▶ _GOAL_: Your task is to output the entries below word for word.

▶ _Records from a data source_:
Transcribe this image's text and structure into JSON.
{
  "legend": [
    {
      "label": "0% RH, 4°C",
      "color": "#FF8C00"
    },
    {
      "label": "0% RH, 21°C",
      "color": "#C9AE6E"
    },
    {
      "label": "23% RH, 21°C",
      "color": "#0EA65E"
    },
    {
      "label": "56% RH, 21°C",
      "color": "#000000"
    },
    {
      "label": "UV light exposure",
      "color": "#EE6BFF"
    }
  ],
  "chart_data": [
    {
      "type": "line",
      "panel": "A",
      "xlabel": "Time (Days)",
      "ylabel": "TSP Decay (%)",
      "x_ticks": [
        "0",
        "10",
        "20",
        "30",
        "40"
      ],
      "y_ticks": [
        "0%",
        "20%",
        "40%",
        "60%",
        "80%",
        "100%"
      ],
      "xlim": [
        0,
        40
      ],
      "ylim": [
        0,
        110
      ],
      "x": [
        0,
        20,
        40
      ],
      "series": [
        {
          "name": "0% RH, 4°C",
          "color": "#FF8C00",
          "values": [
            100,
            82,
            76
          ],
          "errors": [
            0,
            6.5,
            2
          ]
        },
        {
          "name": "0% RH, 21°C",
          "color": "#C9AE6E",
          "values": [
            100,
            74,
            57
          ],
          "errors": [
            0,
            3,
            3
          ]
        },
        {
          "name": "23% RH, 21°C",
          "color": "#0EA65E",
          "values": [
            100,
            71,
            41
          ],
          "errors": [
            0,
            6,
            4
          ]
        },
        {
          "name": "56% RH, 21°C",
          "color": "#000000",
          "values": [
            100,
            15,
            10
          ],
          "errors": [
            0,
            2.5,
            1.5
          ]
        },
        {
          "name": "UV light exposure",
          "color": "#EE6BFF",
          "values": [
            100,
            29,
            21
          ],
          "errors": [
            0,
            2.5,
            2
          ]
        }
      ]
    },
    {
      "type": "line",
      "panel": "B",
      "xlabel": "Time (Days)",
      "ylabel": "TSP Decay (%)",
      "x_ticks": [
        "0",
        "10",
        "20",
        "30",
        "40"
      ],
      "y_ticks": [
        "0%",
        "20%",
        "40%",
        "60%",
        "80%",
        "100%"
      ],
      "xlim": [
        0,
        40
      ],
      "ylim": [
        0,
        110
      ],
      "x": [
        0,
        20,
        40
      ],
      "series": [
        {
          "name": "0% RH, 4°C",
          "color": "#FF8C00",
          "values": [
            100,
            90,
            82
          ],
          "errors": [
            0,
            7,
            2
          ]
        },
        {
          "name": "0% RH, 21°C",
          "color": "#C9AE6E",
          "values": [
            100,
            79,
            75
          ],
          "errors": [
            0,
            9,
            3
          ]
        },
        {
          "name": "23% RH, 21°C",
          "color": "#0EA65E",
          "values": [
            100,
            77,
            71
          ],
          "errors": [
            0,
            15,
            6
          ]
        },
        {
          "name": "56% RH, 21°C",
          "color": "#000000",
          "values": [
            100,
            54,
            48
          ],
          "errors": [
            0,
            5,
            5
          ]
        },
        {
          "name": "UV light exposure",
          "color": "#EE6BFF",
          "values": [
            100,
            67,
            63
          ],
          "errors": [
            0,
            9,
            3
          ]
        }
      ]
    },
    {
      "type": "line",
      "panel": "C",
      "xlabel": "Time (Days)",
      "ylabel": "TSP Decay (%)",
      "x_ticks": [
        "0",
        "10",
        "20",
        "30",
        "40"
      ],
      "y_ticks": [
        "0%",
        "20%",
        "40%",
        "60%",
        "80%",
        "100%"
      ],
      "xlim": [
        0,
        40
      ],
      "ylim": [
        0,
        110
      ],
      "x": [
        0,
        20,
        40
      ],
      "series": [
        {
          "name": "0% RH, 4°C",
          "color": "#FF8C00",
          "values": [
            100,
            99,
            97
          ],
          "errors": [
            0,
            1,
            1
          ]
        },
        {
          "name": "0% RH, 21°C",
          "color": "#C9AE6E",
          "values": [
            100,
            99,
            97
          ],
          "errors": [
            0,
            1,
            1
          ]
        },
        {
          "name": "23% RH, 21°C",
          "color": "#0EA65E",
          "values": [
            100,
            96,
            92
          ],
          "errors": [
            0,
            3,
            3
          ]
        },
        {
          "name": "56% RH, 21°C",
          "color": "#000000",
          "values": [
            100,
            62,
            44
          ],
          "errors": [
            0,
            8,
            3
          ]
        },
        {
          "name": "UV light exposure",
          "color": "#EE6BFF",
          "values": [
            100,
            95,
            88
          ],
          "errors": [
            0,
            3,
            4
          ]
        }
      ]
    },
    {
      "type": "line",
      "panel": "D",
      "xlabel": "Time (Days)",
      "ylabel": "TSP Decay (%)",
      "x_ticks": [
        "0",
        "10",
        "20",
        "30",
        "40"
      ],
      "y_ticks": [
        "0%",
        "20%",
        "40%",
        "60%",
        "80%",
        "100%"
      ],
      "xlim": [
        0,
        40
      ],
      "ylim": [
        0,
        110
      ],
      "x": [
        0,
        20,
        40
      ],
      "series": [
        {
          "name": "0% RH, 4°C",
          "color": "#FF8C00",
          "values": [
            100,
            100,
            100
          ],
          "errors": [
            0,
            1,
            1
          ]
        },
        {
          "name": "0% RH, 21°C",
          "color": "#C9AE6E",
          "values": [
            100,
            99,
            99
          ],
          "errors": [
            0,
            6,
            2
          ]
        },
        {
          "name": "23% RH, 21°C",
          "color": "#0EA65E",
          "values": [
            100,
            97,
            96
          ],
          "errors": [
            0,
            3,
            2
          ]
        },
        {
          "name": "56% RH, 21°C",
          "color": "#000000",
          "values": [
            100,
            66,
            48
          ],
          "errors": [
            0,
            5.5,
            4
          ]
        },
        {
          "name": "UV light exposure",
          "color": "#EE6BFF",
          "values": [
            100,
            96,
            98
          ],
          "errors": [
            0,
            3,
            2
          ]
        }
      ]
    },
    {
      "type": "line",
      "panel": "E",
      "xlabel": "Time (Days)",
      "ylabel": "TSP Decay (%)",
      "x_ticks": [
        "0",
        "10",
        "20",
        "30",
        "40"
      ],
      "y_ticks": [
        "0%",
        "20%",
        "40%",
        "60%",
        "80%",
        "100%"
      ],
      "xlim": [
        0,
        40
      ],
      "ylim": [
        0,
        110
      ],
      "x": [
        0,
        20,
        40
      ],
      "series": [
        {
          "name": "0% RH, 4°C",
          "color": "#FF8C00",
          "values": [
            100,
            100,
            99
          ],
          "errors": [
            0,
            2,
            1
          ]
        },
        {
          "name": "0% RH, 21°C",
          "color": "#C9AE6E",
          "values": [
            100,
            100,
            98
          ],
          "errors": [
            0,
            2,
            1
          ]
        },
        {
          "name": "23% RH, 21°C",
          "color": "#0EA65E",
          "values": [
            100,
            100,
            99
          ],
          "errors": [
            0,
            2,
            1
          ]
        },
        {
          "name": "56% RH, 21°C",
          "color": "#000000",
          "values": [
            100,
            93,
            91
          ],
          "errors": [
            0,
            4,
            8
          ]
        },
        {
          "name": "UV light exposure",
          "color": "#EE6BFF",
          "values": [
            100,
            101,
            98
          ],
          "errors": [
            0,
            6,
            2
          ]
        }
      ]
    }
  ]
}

▶ _RIGHT ANSWER_:
Transcribe this image's text and structure into JSON.
{
  "legend": [
    {
      "label": "0% RH, 4°C",
      "color": "#FF8C00"
    },
    {
      "label": "0% RH, 21°C",
      "color": "#C9AE6E"
    },
    {
      "label": "23% RH, 21°C",
      "color": "#0EA65E"
    },
    {
      "label": "56% RH, 21°C",
      "color": "#000000"
    },
    {
      "label": "UV light exposure",
      "color": "#EE6BFF"
    }
  ],
  "chart_data": [
    {
      "type": "line",
      "panel": "A",
      "xlabel": "Time (Days)",
      "ylabel": "TSP Decay (%)",
      "x_ticks": [
        "0",
        "10",
        "20",
        "30",
        "40"
      ],
      "y_ticks": [
        "0%",
        "20%",
        "40%",
        "60%",
        "80%",
        "100%"
      ],
      "xlim": [
        0,
        40
      ],
      "ylim": [
        0,
        110
      ],
      "x": [
        0,
        20,
        40
      ],
      "series": [
        {
          "name": "0% RH, 4°C",
          "color": "#FF8C00",
          "values": [
            100,
            82,
            76
          ],
          "errors": [
            0,
            6.5,
            2
          ]
        },
        {
          "name": "0% RH, 21°C",
          "color": "#C9AE6E",
          "values": [
            100,
            74,
            57
          ],
          "errors": [
            0,
            3,
            3
          ]
        },
        {
          "name": "23% RH, 21°C",
          "color": "#0EA65E",
          "values": [
            100,
            71,
            41
          ],
          "errors": [
            0,
            6,
            4
          ]
        },
        {
          "name": "56% RH, 21°C",
          "color": "#000000",
          "values": [
            100,
            15,
            10
          ],
          "errors": [
            0,
            2.5,
            1.5
          ]
        },
        {
          "name": "UV light exposure",
          "color": "#EE6BFF",
          "values": [
            100,
            29,
            21
          ],
          "errors": [
            0,
            2.5,
            2
          ]
        }
      ]
    },
    {
      "type": "line",
      "panel": "B",
      "xlabel": "Time (Days)",
      "ylabel": "TSP Decay (%)",
      "x_ticks": [
        "0",
        "10",
        "20",
        "30",
        "40"
      ],
      "y_ticks": [
        "0%",
        "20%",
        "40%",
        "60%",
        "80%",
        "100%"
      ],
      "xlim": [
        0,
        40
      ],
      "ylim": [
        0,
        110
      ],
      "x": [
        0,
        20,
        40
      ],
      "series": [
        {
          "name": "0% RH, 4°C",
          "color": "#FF8C00",
          "values": [
            100,
            90,
            82
          ],
          "errors": [
            0,
            7,
            2
          ]
        },
        {
          "name": "0% RH, 21°C",
          "color": "#C9AE6E",
          "values": [
            100,
            79,
            75
          ],
          "errors": [
            0,
            9,
            3
          ]
        },
        {
          "name": "23% RH, 21°C",
          "color": "#0EA65E",
          "values": [
            100,
            77,
            71
          ],
          "errors": [
            0,
            15,
            6
          ]
        },
        {
          "name": "56% RH, 21°C",
          "color": "#000000",
          "values": [
            100,
            54,
            48
          ],
          "errors": [
            0,
            5,
            5
          ]
        },
        {
          "name": "UV light exposure",
          "color": "#EE6BFF",
          "values": [
            100,
            67,
            63
          ],
          "errors": [
            0,
            9,
            3
          ]
        }
      ]
    },
    {
      "type": "line",
      "panel": "C",
      "xlabel": "Time (Days)",
      "ylabel": "TSP Decay (%)",
      "x_ticks": [
        "0",
        "10",
        "20",
        "30",
        "40"
      ],
      "y_ticks": [
        "0%",
        "20%",
        "40%",
        "60%",
        "80%",
        "100%"
      ],
      "xlim": [
        0,
        40
      ],
      "ylim": [
        0,
        110
      ],
      "x": [
        0,
        20,
        40
      ],
      "series": [
        {
          "name": "0% RH, 4°C",
          "color": "#FF8C00",
          "values": [
            100,
            99,
            97
          ],
          "errors": [
            0,
            1,
            1
          ]
        },
        {
          "name": "0% RH, 21°C",
          "color": "#C9AE6E",
          "values": [
            100,
            99,
            97
          ],
          "errors": [
            0,
            1,
            1
          ]
        },
        {
          "name": "23% RH, 21°C",
          "color": "#0EA65E",
          "values": [
            100,
            96,
            92
          ],
          "errors": [
            0,
            3,
            3
          ]
        },
        {
          "name": "56% RH, 21°C",
          "color": "#000000",
          "values": [
            100,
            62,
            44
          ],
          "errors": [
            0,
            8,
            3
          ]
        },
        {
          "name": "UV light exposure",
          "color": "#EE6BFF",
          "values": [
            100,
            95,
            88
          ],
          "errors": [
            0,
            3,
            4
          ]
        }
      ]
    },
    {
      "type": "line",
      "panel": "D",
      "xlabel": "Time (Days)",
      "ylabel": "TSP Decay (%)",
      "x_ticks": [
        "0",
        "10",
        "20",
        "30",
        "40"
      ],
      "y_ticks": [
        "0%",
        "20%",
        "40%",
        "60%",
        "80%",
        "100%"
      ],
      "xlim": [
        0,
        40
      ],
      "ylim": [
        0,
        110
      ],
      "x": [
        0,
        20,
        40
      ],
      "series": [
        {
          "name": "0% RH, 4°C",
          "color": "#FF8C00",
          "values": [
            100,
            100,
            100
          ],
          "errors": [
            0,
            1,
            1
          ]
        },
        {
          "name": "0% RH, 21°C",
          "color": "#C9AE6E",
          "values": [
            100,
            99,
            99
          ],
          "errors": [
            0,
            6,
            2
          ]
        },
        {
          "name": "23% RH, 21°C",
          "color": "#0EA65E",
          "values": [
            100,
            97,
            96
          ],
          "errors": [
            0,
            3,
            2
          ]
        },
        {
          "name": "56% RH, 21°C",
          "color": "#000000",
          "values": [
            100,
            66,
            48
          ],
          "errors": [
            0,
            5.5,
            4
          ]
        },
        {
          "name": "UV light exposure",
          "color": "#EE6BFF",
          "values": [
            100,
            96,
            98
          ],
          "errors": [
            0,
            3,
            2
          ]
        }
      ]
    },
    {
      "type": "line",
      "panel": "E",
      "xlabel": "Time (Days)",
      "ylabel": "TSP Decay (%)",
      "x_ticks": [
        "0",
        "10",
        "20",
        "30",
        "40"
      ],
      "y_ticks": [
        "0%",
        "20%",
        "40%",
        "60%",
        "80%",
        "100%"
      ],
      "xlim": [
        0,
        40
      ],
      "ylim": [
        0,
        110
      ],
      "x": [
        0,
        20,
        40
      ],
      "series": [
        {
          "name": "0% RH, 4°C",
          "color": "#FF8C00",
          "values": [
            100,
            100,
            99
          ],
          "errors": [
            0,
            2,
            1
          ]
        },
        {
          "name": "0% RH, 21°C",
          "color": "#C9AE6E",
          "values": [
            100,
            100,
            98
          ],
          "errors": [
            0,
            2,
            1
          ]
        },
        {
          "name": "23% RH, 21°C",
          "color": "#0EA65E",
          "values": [
            100,
            100,
            99
          ],
          "errors": [
            0,
            2,
            1
          ]
        },
        {
          "name": "56% RH, 21°C",
          "color": "#000000",
          "values": [
            100,
            93,
            91
          ],
          "errors": [
            0,
            4,
            8
          ]
        },
        {
          "name": "UV light exposure",
          "color": "#EE6BFF",
          "values": [
            100,
            101,
            98
          ],
          "errors": [
            0,
            6,
            2
          ]
        }
      ]
    }
  ]
}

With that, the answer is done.